*GIVEN TASK*:
Copy the data below verbatim, line by line.

*SUPPLIED MATERIAL*:
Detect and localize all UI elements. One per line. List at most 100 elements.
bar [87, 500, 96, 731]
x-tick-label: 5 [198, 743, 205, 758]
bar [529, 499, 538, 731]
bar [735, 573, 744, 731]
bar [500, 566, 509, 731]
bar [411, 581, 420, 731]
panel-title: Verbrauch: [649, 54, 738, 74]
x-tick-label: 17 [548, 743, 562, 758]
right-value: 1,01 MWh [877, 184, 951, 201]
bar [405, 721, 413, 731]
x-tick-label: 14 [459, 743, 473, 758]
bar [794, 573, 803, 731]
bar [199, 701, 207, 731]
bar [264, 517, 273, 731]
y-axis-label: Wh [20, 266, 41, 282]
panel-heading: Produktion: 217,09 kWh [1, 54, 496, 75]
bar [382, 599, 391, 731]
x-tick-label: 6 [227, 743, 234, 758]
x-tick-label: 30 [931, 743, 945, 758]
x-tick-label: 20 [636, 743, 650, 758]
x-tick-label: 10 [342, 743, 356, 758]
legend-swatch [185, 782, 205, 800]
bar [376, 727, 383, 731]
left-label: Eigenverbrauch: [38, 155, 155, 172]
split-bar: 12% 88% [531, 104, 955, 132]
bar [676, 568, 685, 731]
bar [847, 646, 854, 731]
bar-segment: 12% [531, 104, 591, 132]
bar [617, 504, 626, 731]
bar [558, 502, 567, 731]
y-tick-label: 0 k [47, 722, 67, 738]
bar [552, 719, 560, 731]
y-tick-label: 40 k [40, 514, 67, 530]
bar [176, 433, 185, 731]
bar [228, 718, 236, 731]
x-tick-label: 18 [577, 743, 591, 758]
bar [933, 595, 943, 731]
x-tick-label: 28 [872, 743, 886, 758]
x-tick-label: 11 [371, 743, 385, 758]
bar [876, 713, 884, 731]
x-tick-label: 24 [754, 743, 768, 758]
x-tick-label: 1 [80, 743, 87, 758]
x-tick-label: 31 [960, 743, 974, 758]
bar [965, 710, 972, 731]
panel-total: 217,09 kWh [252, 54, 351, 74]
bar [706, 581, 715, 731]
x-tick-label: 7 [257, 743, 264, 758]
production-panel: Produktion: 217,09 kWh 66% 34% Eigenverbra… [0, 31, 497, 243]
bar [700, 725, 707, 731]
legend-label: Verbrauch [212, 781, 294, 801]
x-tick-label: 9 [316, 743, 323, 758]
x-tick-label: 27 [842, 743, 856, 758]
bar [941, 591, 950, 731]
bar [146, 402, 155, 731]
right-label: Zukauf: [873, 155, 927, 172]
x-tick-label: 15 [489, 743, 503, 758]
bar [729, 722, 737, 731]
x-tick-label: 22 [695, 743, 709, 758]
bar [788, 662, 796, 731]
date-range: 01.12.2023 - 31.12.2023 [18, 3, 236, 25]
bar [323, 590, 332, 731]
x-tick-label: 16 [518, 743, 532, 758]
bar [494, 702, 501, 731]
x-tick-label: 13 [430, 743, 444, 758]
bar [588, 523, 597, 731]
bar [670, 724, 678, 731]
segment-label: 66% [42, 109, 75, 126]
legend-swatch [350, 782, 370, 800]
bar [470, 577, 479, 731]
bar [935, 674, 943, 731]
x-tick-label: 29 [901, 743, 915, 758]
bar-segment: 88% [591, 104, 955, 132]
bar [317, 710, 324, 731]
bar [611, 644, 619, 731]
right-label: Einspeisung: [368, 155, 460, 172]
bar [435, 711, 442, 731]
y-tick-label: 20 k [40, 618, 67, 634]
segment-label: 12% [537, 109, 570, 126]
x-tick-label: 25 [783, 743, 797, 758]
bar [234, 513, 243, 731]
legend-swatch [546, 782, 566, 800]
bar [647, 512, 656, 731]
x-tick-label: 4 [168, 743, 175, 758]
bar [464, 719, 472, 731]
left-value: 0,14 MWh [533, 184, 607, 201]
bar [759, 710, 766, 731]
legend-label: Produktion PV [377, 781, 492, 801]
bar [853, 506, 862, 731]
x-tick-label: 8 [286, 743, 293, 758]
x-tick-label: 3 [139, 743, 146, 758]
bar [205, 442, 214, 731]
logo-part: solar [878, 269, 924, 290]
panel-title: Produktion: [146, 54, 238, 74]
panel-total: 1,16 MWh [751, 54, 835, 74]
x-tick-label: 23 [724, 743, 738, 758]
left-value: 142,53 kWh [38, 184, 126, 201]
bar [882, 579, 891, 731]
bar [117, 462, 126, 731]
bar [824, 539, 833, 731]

*WRITTEN ANSWER*:
Detect and localize all UI elements. One per line. List at most 100 elements.
bar [87, 500, 96, 731]
x-tick-label: 5 [198, 743, 205, 758]
bar [529, 499, 538, 731]
bar [735, 573, 744, 731]
bar [500, 566, 509, 731]
bar [411, 581, 420, 731]
panel-title: Verbrauch: [649, 54, 738, 74]
x-tick-label: 17 [548, 743, 562, 758]
right-value: 1,01 MWh [877, 184, 951, 201]
bar [405, 721, 413, 731]
x-tick-label: 14 [459, 743, 473, 758]
bar [794, 573, 803, 731]
bar [199, 701, 207, 731]
bar [264, 517, 273, 731]
y-axis-label: Wh [20, 266, 41, 282]
panel-heading: Produktion: 217,09 kWh [1, 54, 496, 75]
bar [382, 599, 391, 731]
x-tick-label: 6 [227, 743, 234, 758]
x-tick-label: 30 [931, 743, 945, 758]
x-tick-label: 20 [636, 743, 650, 758]
x-tick-label: 10 [342, 743, 356, 758]
legend-swatch [185, 782, 205, 800]
bar [376, 727, 383, 731]
left-label: Eigenverbrauch: [38, 155, 155, 172]
split-bar: 12% 88% [531, 104, 955, 132]
bar [676, 568, 685, 731]
bar [847, 646, 854, 731]
bar-segment: 12% [531, 104, 591, 132]
bar [617, 504, 626, 731]
bar [558, 502, 567, 731]
y-tick-label: 0 k [47, 722, 67, 738]
bar [552, 719, 560, 731]
y-tick-label: 40 k [40, 514, 67, 530]
bar [176, 433, 185, 731]
bar [228, 718, 236, 731]
x-tick-label: 18 [577, 743, 591, 758]
bar [933, 595, 943, 731]
x-tick-label: 28 [872, 743, 886, 758]
x-tick-label: 11 [371, 743, 385, 758]
bar [876, 713, 884, 731]
x-tick-label: 24 [754, 743, 768, 758]
x-tick-label: 1 [80, 743, 87, 758]
x-tick-label: 31 [960, 743, 974, 758]
bar [965, 710, 972, 731]
panel-total: 217,09 kWh [252, 54, 351, 74]
bar [706, 581, 715, 731]
x-tick-label: 7 [257, 743, 264, 758]
production-panel: Produktion: 217,09 kWh 66% 34% Eigenverbra… [0, 31, 497, 243]
bar [700, 725, 707, 731]
legend-label: Verbrauch [212, 781, 294, 801]
x-tick-label: 9 [316, 743, 323, 758]
x-tick-label: 27 [842, 743, 856, 758]
bar [941, 591, 950, 731]
bar [146, 402, 155, 731]
right-label: Zukauf: [873, 155, 927, 172]
x-tick-label: 15 [489, 743, 503, 758]
bar [729, 722, 737, 731]
x-tick-label: 22 [695, 743, 709, 758]
bar [788, 662, 796, 731]
date-range: 01.12.2023 - 31.12.2023 [18, 3, 236, 25]
bar [323, 590, 332, 731]
x-tick-label: 16 [518, 743, 532, 758]
bar [494, 702, 501, 731]
x-tick-label: 13 [430, 743, 444, 758]
bar [588, 523, 597, 731]
bar [670, 724, 678, 731]
segment-label: 66% [42, 109, 75, 126]
legend-swatch [350, 782, 370, 800]
bar [470, 577, 479, 731]
bar [935, 674, 943, 731]
x-tick-label: 29 [901, 743, 915, 758]
bar-segment: 88% [591, 104, 955, 132]
bar [317, 710, 324, 731]
bar [611, 644, 619, 731]
right-label: Einspeisung: [368, 155, 460, 172]
bar [435, 711, 442, 731]
y-tick-label: 20 k [40, 618, 67, 634]
segment-label: 12% [537, 109, 570, 126]
x-tick-label: 25 [783, 743, 797, 758]
bar [234, 513, 243, 731]
legend-swatch [546, 782, 566, 800]
bar [647, 512, 656, 731]
x-tick-label: 4 [168, 743, 175, 758]
bar [464, 719, 472, 731]
left-value: 0,14 MWh [533, 184, 607, 201]
bar [759, 710, 766, 731]
legend-label: Produktion PV [377, 781, 492, 801]
bar [853, 506, 862, 731]
x-tick-label: 8 [286, 743, 293, 758]
x-tick-label: 3 [139, 743, 146, 758]
bar [205, 442, 214, 731]
logo-part: solar [878, 269, 924, 290]
panel-title: Produktion: [146, 54, 238, 74]
panel-total: 1,16 MWh [751, 54, 835, 74]
x-tick-label: 23 [724, 743, 738, 758]
left-value: 142,53 kWh [38, 184, 126, 201]
bar [882, 579, 891, 731]
bar [117, 462, 126, 731]
bar [824, 539, 833, 731]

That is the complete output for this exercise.